● **The exercise**:
Repeat every entry word for word, but leave the images out of your copy.

● **Provided data**:
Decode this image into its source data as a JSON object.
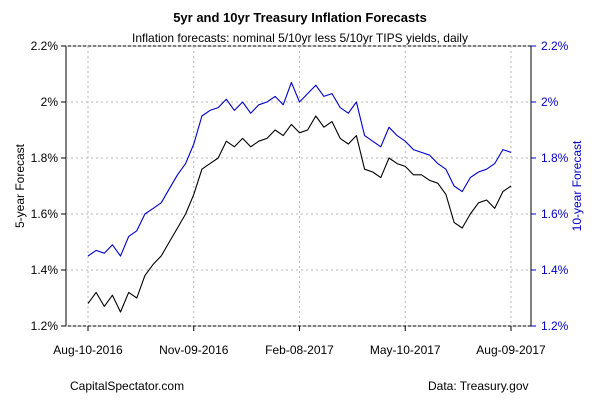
{
  "chart_data": {
    "type": "line",
    "title": "5yr and 10yr Treasury Inflation Forecasts",
    "subtitle": "Inflation forecasts: nominal 5/10yr less 5/10yr TIPS yields, daily",
    "ylabel_left": "5-year Forecast",
    "ylabel_right": "10-year Forecast",
    "x_tick_labels": [
      "Aug-10-2016",
      "Nov-09-2016",
      "Feb-08-2017",
      "May-10-2017",
      "Aug-09-2017"
    ],
    "x_range": [
      "2016-08-10",
      "2017-08-09"
    ],
    "y_ticks": [
      1.2,
      1.4,
      1.6,
      1.8,
      2.0,
      2.2
    ],
    "y_tick_labels": [
      "1.2%",
      "1.4%",
      "1.6%",
      "1.8%",
      "2%",
      "2.2%"
    ],
    "ylim": [
      1.2,
      2.2
    ],
    "grid": true,
    "colors": {
      "five_year": "#000000",
      "ten_year": "#0000cc"
    },
    "series": [
      {
        "color_key": "five_year",
        "dates": [
          "2016-08-10",
          "2016-08-17",
          "2016-08-24",
          "2016-08-31",
          "2016-09-07",
          "2016-09-14",
          "2016-09-21",
          "2016-09-28",
          "2016-10-05",
          "2016-10-12",
          "2016-10-19",
          "2016-10-26",
          "2016-11-02",
          "2016-11-09",
          "2016-11-16",
          "2016-11-23",
          "2016-11-30",
          "2016-12-07",
          "2016-12-14",
          "2016-12-21",
          "2016-12-28",
          "2017-01-04",
          "2017-01-11",
          "2017-01-18",
          "2017-01-25",
          "2017-02-01",
          "2017-02-08",
          "2017-02-15",
          "2017-02-22",
          "2017-03-01",
          "2017-03-08",
          "2017-03-15",
          "2017-03-22",
          "2017-03-29",
          "2017-04-05",
          "2017-04-12",
          "2017-04-19",
          "2017-04-26",
          "2017-05-03",
          "2017-05-10",
          "2017-05-17",
          "2017-05-24",
          "2017-05-31",
          "2017-06-07",
          "2017-06-14",
          "2017-06-21",
          "2017-06-28",
          "2017-07-05",
          "2017-07-12",
          "2017-07-19",
          "2017-07-26",
          "2017-08-02",
          "2017-08-09"
        ],
        "values": [
          1.28,
          1.32,
          1.27,
          1.31,
          1.25,
          1.32,
          1.3,
          1.38,
          1.42,
          1.45,
          1.5,
          1.55,
          1.6,
          1.67,
          1.76,
          1.78,
          1.8,
          1.86,
          1.84,
          1.87,
          1.84,
          1.86,
          1.87,
          1.9,
          1.88,
          1.92,
          1.89,
          1.9,
          1.95,
          1.91,
          1.93,
          1.87,
          1.85,
          1.88,
          1.76,
          1.75,
          1.73,
          1.8,
          1.78,
          1.77,
          1.74,
          1.74,
          1.72,
          1.71,
          1.67,
          1.57,
          1.55,
          1.6,
          1.64,
          1.65,
          1.62,
          1.68,
          1.7
        ]
      },
      {
        "color_key": "ten_year",
        "dates": [
          "2016-08-10",
          "2016-08-17",
          "2016-08-24",
          "2016-08-31",
          "2016-09-07",
          "2016-09-14",
          "2016-09-21",
          "2016-09-28",
          "2016-10-05",
          "2016-10-12",
          "2016-10-19",
          "2016-10-26",
          "2016-11-02",
          "2016-11-09",
          "2016-11-16",
          "2016-11-23",
          "2016-11-30",
          "2016-12-07",
          "2016-12-14",
          "2016-12-21",
          "2016-12-28",
          "2017-01-04",
          "2017-01-11",
          "2017-01-18",
          "2017-01-25",
          "2017-02-01",
          "2017-02-08",
          "2017-02-15",
          "2017-02-22",
          "2017-03-01",
          "2017-03-08",
          "2017-03-15",
          "2017-03-22",
          "2017-03-29",
          "2017-04-05",
          "2017-04-12",
          "2017-04-19",
          "2017-04-26",
          "2017-05-03",
          "2017-05-10",
          "2017-05-17",
          "2017-05-24",
          "2017-05-31",
          "2017-06-07",
          "2017-06-14",
          "2017-06-21",
          "2017-06-28",
          "2017-07-05",
          "2017-07-12",
          "2017-07-19",
          "2017-07-26",
          "2017-08-02",
          "2017-08-09"
        ],
        "values": [
          1.45,
          1.47,
          1.46,
          1.49,
          1.45,
          1.52,
          1.54,
          1.6,
          1.62,
          1.64,
          1.69,
          1.74,
          1.78,
          1.85,
          1.95,
          1.97,
          1.98,
          2.01,
          1.97,
          2.0,
          1.96,
          1.99,
          2.0,
          2.02,
          1.99,
          2.07,
          2.0,
          2.03,
          2.06,
          2.02,
          2.03,
          1.98,
          1.96,
          2.0,
          1.88,
          1.86,
          1.84,
          1.91,
          1.88,
          1.86,
          1.83,
          1.82,
          1.81,
          1.78,
          1.76,
          1.7,
          1.68,
          1.73,
          1.75,
          1.76,
          1.78,
          1.83,
          1.82
        ]
      }
    ]
  },
  "footer": {
    "left": "CapitalSpectator.com",
    "right": "Data: Treasury.gov"
  }
}
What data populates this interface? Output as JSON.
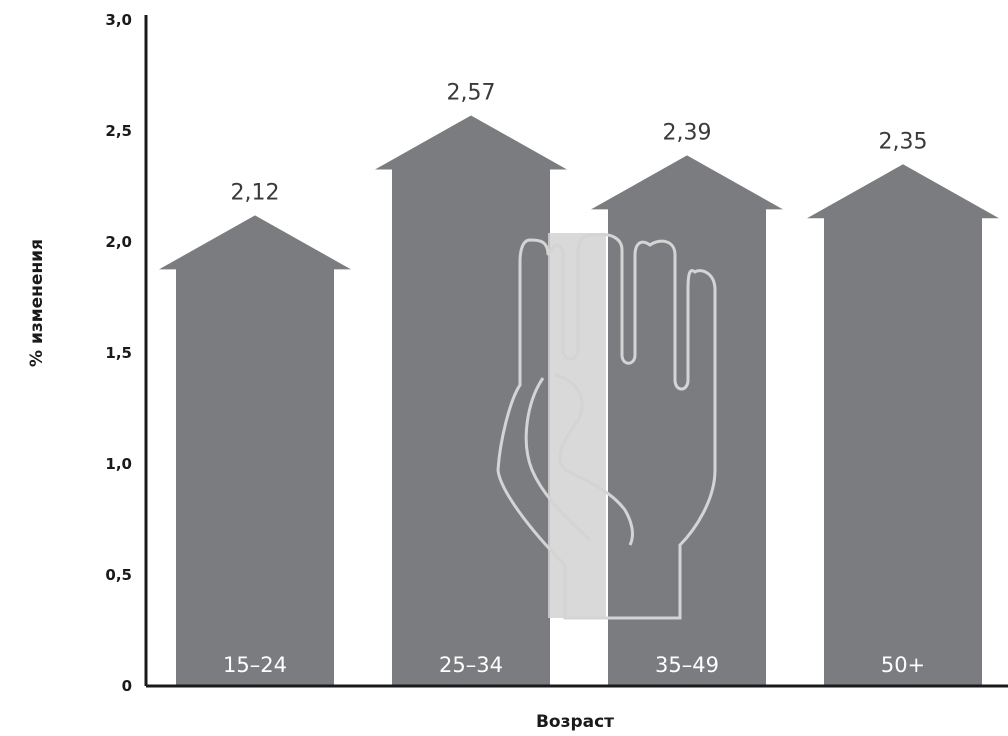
{
  "chart_data": {
    "type": "bar",
    "categories": [
      "15–24",
      "25–34",
      "35–49",
      "50+"
    ],
    "values": [
      2.12,
      2.57,
      2.39,
      2.35
    ],
    "value_labels": [
      "2,12",
      "2,57",
      "2,39",
      "2,35"
    ],
    "xlabel": "Возраст",
    "ylabel": "% изменения",
    "ylim": [
      0,
      3.0
    ],
    "yticks": [
      0,
      0.5,
      1.0,
      1.5,
      2.0,
      2.5,
      3.0
    ],
    "ytick_labels": [
      "0",
      "0,5",
      "1,0",
      "1,5",
      "2,0",
      "2,5",
      "3,0"
    ],
    "grid": false,
    "legend": "none",
    "bar_shape": "arrow-up",
    "colors": {
      "bar": "#7b7c7f",
      "overlay": "#c3c3c3",
      "axis": "#1a1a1a"
    }
  },
  "decoration": {
    "icon": "raised-hand-icon"
  }
}
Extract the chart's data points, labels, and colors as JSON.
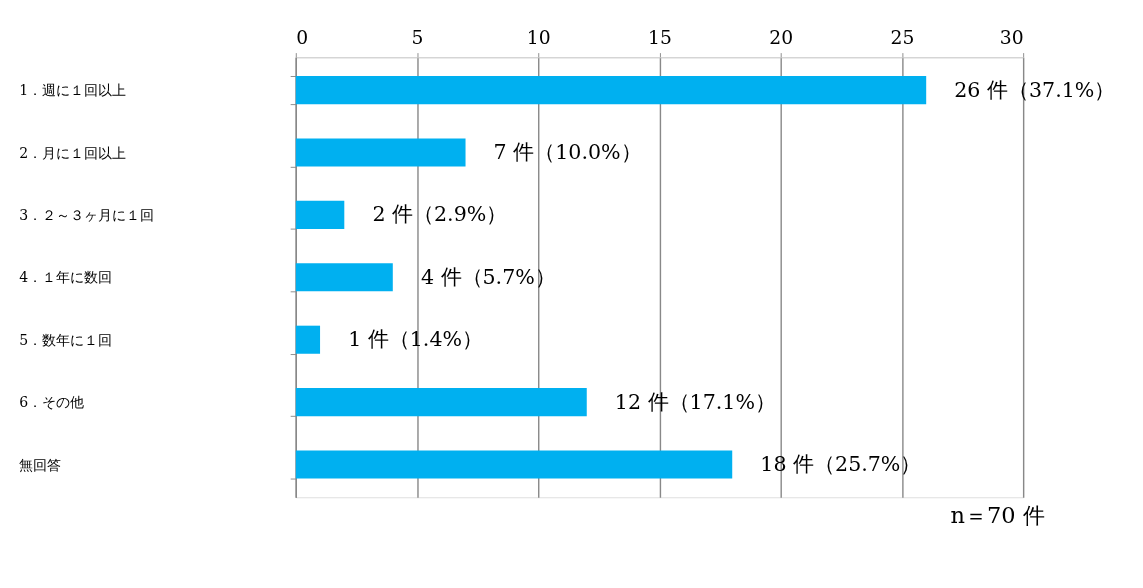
{
  "chart_data": {
    "type": "bar",
    "orientation": "horizontal",
    "categories": [
      "1．週に１回以上",
      "2．月に１回以上",
      "3．２～３ヶ月に１回",
      "4．１年に数回",
      "5．数年に１回",
      "6．その他",
      "無回答"
    ],
    "values": [
      26,
      7,
      2,
      4,
      1,
      12,
      18
    ],
    "color": "#00b0f0",
    "value_labels": [
      "26 件（37.1%）",
      "7 件（10.0%）",
      "2 件（2.9%）",
      "4 件（5.7%）",
      "1 件（1.4%）",
      "12 件（17.1%）",
      "18 件（25.7%）"
    ],
    "x2lim": [
      0,
      30
    ],
    "x2ticks": [
      0,
      5,
      10,
      15,
      20,
      25,
      30
    ],
    "grid": "x",
    "annotations": [
      "n＝70 件"
    ]
  }
}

● **Result of this task**:
Decode this image into its source data as a JSON object.
{
  "chart_data": {
    "type": "line",
    "title": "5yr and 10yr Treasury Inflation Forecasts",
    "subtitle": "Inflation forecasts: nominal 5/10yr less 5/10yr TIPS yields, daily",
    "ylabel_left": "5-year Forecast",
    "ylabel_right": "10-year Forecast",
    "x_tick_labels": [
      "Aug-10-2016",
      "Nov-09-2016",
      "Feb-08-2017",
      "May-10-2017",
      "Aug-09-2017"
    ],
    "x_range": [
      "2016-08-10",
      "2017-08-09"
    ],
    "y_ticks": [
      1.2,
      1.4,
      1.6,
      1.8,
      2.0,
      2.2
    ],
    "y_tick_labels": [
      "1.2%",
      "1.4%",
      "1.6%",
      "1.8%",
      "2%",
      "2.2%"
    ],
    "ylim": [
      1.2,
      2.2
    ],
    "grid": true,
    "colors": {
      "five_year": "#000000",
      "ten_year": "#0000cc"
    },
    "series": [
      {
        "color_key": "five_year",
        "dates": [
          "2016-08-10",
          "2016-08-17",
          "2016-08-24",
          "2016-08-31",
          "2016-09-07",
          "2016-09-14",
          "2016-09-21",
          "2016-09-28",
          "2016-10-05",
          "2016-10-12",
          "2016-10-19",
          "2016-10-26",
          "2016-11-02",
          "2016-11-09",
          "2016-11-16",
          "2016-11-23",
          "2016-11-30",
          "2016-12-07",
          "2016-12-14",
          "2016-12-21",
          "2016-12-28",
          "2017-01-04",
          "2017-01-11",
          "2017-01-18",
          "2017-01-25",
          "2017-02-01",
          "2017-02-08",
          "2017-02-15",
          "2017-02-22",
          "2017-03-01",
          "2017-03-08",
          "2017-03-15",
          "2017-03-22",
          "2017-03-29",
          "2017-04-05",
          "2017-04-12",
          "2017-04-19",
          "2017-04-26",
          "2017-05-03",
          "2017-05-10",
          "2017-05-17",
          "2017-05-24",
          "2017-05-31",
          "2017-06-07",
          "2017-06-14",
          "2017-06-21",
          "2017-06-28",
          "2017-07-05",
          "2017-07-12",
          "2017-07-19",
          "2017-07-26",
          "2017-08-02",
          "2017-08-09"
        ],
        "values": [
          1.28,
          1.32,
          1.27,
          1.31,
          1.25,
          1.32,
          1.3,
          1.38,
          1.42,
          1.45,
          1.5,
          1.55,
          1.6,
          1.67,
          1.76,
          1.78,
          1.8,
          1.86,
          1.84,
          1.87,
          1.84,
          1.86,
          1.87,
          1.9,
          1.88,
          1.92,
          1.89,
          1.9,
          1.95,
          1.91,
          1.93,
          1.87,
          1.85,
          1.88,
          1.76,
          1.75,
          1.73,
          1.8,
          1.78,
          1.77,
          1.74,
          1.74,
          1.72,
          1.71,
          1.67,
          1.57,
          1.55,
          1.6,
          1.64,
          1.65,
          1.62,
          1.68,
          1.7
        ]
      },
      {
        "color_key": "ten_year",
        "dates": [
          "2016-08-10",
          "2016-08-17",
          "2016-08-24",
          "2016-08-31",
          "2016-09-07",
          "2016-09-14",
          "2016-09-21",
          "2016-09-28",
          "2016-10-05",
          "2016-10-12",
          "2016-10-19",
          "2016-10-26",
          "2016-11-02",
          "2016-11-09",
          "2016-11-16",
          "2016-11-23",
          "2016-11-30",
          "2016-12-07",
          "2016-12-14",
          "2016-12-21",
          "2016-12-28",
          "2017-01-04",
          "2017-01-11",
          "2017-01-18",
          "2017-01-25",
          "2017-02-01",
          "2017-02-08",
          "2017-02-15",
          "2017-02-22",
          "2017-03-01",
          "2017-03-08",
          "2017-03-15",
          "2017-03-22",
          "2017-03-29",
          "2017-04-05",
          "2017-04-12",
          "2017-04-19",
          "2017-04-26",
          "2017-05-03",
          "2017-05-10",
          "2017-05-17",
          "2017-05-24",
          "2017-05-31",
          "2017-06-07",
          "2017-06-14",
          "2017-06-21",
          "2017-06-28",
          "2017-07-05",
          "2017-07-12",
          "2017-07-19",
          "2017-07-26",
          "2017-08-02",
          "2017-08-09"
        ],
        "values": [
          1.45,
          1.47,
          1.46,
          1.49,
          1.45,
          1.52,
          1.54,
          1.6,
          1.62,
          1.64,
          1.69,
          1.74,
          1.78,
          1.85,
          1.95,
          1.97,
          1.98,
          2.01,
          1.97,
          2.0,
          1.96,
          1.99,
          2.0,
          2.02,
          1.99,
          2.07,
          2.0,
          2.03,
          2.06,
          2.02,
          2.03,
          1.98,
          1.96,
          2.0,
          1.88,
          1.86,
          1.84,
          1.91,
          1.88,
          1.86,
          1.83,
          1.82,
          1.81,
          1.78,
          1.76,
          1.7,
          1.68,
          1.73,
          1.75,
          1.76,
          1.78,
          1.83,
          1.82
        ]
      }
    ]
  },
  "footer": {
    "left": "CapitalSpectator.com",
    "right": "Data: Treasury.gov"
  }
}
What data populates this interface? Output as JSON.
{
  "chart_data": {
    "type": "bar",
    "categories": [
      "15–24",
      "25–34",
      "35–49",
      "50+"
    ],
    "values": [
      2.12,
      2.57,
      2.39,
      2.35
    ],
    "value_labels": [
      "2,12",
      "2,57",
      "2,39",
      "2,35"
    ],
    "xlabel": "Возраст",
    "ylabel": "% изменения",
    "ylim": [
      0,
      3.0
    ],
    "yticks": [
      0,
      0.5,
      1.0,
      1.5,
      2.0,
      2.5,
      3.0
    ],
    "ytick_labels": [
      "0",
      "0,5",
      "1,0",
      "1,5",
      "2,0",
      "2,5",
      "3,0"
    ],
    "grid": false,
    "legend": "none",
    "bar_shape": "arrow-up",
    "colors": {
      "bar": "#7b7c7f",
      "overlay": "#c3c3c3",
      "axis": "#1a1a1a"
    }
  },
  "decoration": {
    "icon": "raised-hand-icon"
  }
}
Extract the chart's data points, labels, and colors as JSON.
{
  "chart_data": {
    "type": "bar",
    "orientation": "horizontal",
    "categories": [
      "1．週に１回以上",
      "2．月に１回以上",
      "3．２～３ヶ月に１回",
      "4．１年に数回",
      "5．数年に１回",
      "6．その他",
      "無回答"
    ],
    "values": [
      26,
      7,
      2,
      4,
      1,
      12,
      18
    ],
    "color": "#00b0f0",
    "value_labels": [
      "26 件（37.1%）",
      "7 件（10.0%）",
      "2 件（2.9%）",
      "4 件（5.7%）",
      "1 件（1.4%）",
      "12 件（17.1%）",
      "18 件（25.7%）"
    ],
    "x2lim": [
      0,
      30
    ],
    "x2ticks": [
      0,
      5,
      10,
      15,
      20,
      25,
      30
    ],
    "grid": "x",
    "annotations": [
      "n＝70 件"
    ]
  }
}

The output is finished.